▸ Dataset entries
▶
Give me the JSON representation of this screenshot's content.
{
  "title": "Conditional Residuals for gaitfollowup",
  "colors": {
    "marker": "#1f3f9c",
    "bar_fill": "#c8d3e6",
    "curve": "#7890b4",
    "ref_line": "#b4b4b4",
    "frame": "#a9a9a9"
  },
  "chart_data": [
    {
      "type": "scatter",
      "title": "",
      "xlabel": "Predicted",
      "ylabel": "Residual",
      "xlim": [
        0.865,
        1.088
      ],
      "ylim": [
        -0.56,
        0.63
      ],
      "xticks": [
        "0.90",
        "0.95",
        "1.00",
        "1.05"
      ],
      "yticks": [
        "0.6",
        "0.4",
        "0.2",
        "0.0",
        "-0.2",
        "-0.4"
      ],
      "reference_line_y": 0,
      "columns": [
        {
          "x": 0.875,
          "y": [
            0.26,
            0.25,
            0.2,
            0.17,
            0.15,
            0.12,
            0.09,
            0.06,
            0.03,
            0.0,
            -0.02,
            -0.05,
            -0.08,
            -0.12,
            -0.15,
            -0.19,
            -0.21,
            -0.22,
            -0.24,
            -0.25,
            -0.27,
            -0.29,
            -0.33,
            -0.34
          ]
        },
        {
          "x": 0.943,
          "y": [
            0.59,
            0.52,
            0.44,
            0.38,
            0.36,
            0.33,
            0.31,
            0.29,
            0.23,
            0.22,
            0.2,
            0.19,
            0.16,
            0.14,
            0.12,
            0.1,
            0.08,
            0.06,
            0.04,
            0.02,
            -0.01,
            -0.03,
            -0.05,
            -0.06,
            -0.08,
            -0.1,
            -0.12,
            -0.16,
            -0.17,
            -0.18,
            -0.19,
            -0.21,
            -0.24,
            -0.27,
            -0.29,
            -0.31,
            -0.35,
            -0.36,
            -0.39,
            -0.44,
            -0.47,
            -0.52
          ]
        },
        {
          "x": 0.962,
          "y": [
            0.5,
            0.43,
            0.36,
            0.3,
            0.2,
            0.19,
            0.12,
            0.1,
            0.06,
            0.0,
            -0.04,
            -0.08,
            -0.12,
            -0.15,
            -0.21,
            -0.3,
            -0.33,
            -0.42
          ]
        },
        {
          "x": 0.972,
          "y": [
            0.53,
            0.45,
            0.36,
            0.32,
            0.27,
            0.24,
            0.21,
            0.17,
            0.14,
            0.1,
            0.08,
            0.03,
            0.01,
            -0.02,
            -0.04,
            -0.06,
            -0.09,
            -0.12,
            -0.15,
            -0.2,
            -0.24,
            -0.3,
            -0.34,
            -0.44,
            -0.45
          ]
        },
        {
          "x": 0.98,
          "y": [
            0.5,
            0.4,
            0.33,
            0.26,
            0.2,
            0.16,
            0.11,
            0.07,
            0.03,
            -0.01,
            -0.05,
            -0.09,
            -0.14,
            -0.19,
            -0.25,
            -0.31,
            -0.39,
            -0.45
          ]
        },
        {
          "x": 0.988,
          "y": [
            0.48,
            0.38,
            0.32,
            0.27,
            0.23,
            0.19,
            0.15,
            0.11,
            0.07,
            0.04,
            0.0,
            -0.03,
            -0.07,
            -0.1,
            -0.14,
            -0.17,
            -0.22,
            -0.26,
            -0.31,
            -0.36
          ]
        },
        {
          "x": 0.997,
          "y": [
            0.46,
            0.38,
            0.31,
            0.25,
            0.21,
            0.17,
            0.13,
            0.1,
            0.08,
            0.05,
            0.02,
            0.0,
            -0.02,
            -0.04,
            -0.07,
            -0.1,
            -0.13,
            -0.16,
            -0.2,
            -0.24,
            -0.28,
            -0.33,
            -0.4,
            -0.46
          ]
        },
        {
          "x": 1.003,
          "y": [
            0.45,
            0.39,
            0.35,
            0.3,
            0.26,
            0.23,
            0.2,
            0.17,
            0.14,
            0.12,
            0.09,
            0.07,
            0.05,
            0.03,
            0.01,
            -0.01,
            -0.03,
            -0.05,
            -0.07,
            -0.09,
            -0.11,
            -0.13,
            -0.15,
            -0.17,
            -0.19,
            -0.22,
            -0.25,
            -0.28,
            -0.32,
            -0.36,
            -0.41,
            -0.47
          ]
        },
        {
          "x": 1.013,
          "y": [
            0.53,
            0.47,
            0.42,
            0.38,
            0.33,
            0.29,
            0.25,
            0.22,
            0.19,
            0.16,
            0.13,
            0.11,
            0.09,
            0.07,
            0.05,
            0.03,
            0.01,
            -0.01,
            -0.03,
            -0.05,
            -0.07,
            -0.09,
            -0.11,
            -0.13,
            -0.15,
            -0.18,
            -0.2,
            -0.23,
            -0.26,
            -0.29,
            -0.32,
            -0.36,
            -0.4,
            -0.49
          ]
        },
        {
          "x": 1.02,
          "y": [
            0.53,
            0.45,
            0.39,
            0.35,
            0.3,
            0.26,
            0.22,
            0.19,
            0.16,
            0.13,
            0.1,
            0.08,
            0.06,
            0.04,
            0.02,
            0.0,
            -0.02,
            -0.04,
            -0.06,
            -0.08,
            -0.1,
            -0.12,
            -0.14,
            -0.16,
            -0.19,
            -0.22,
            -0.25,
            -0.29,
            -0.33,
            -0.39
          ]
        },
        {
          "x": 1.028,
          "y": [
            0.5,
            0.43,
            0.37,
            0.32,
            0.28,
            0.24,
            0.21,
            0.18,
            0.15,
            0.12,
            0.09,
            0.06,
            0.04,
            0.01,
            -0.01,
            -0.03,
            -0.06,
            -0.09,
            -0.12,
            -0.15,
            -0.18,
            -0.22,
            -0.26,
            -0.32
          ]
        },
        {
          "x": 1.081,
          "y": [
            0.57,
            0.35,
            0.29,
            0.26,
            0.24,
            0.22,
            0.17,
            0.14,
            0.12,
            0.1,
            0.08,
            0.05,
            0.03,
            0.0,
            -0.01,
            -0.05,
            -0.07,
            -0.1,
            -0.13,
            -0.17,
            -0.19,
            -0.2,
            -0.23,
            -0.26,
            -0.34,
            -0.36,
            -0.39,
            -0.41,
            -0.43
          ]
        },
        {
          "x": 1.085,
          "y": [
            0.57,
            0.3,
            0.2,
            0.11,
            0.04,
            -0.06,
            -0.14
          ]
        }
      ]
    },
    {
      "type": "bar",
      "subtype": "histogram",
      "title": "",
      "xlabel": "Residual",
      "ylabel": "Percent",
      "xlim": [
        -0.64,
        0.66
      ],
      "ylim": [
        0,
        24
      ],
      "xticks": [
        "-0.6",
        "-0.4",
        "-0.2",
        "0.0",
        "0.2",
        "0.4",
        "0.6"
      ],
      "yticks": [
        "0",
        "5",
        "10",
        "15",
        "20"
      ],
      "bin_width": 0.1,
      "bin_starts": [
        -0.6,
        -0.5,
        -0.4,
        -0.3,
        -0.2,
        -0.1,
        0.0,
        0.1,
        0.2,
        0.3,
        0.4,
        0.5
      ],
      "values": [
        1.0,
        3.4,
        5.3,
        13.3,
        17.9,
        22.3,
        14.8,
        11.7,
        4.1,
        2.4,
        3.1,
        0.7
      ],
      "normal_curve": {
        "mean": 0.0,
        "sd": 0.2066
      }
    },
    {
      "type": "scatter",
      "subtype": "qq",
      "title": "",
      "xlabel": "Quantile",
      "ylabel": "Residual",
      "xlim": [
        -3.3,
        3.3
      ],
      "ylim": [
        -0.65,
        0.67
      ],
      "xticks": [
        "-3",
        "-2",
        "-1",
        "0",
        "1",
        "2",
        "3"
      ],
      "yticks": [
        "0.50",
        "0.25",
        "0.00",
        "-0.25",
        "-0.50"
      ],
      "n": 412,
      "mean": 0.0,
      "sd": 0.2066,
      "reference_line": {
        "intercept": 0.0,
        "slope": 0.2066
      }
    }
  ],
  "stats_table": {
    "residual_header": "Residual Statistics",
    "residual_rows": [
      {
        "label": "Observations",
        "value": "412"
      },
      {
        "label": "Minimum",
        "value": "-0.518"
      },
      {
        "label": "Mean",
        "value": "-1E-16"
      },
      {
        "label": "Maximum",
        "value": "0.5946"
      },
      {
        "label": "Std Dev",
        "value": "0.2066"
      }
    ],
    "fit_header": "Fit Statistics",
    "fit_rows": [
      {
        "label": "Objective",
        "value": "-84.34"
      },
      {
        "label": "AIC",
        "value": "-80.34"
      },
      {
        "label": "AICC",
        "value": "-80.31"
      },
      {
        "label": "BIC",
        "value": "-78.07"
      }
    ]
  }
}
◀
Gather each line that holds "Statistics".

    "residual_header": "Residual Statistics",
    "fit_header": "Fit Statistics",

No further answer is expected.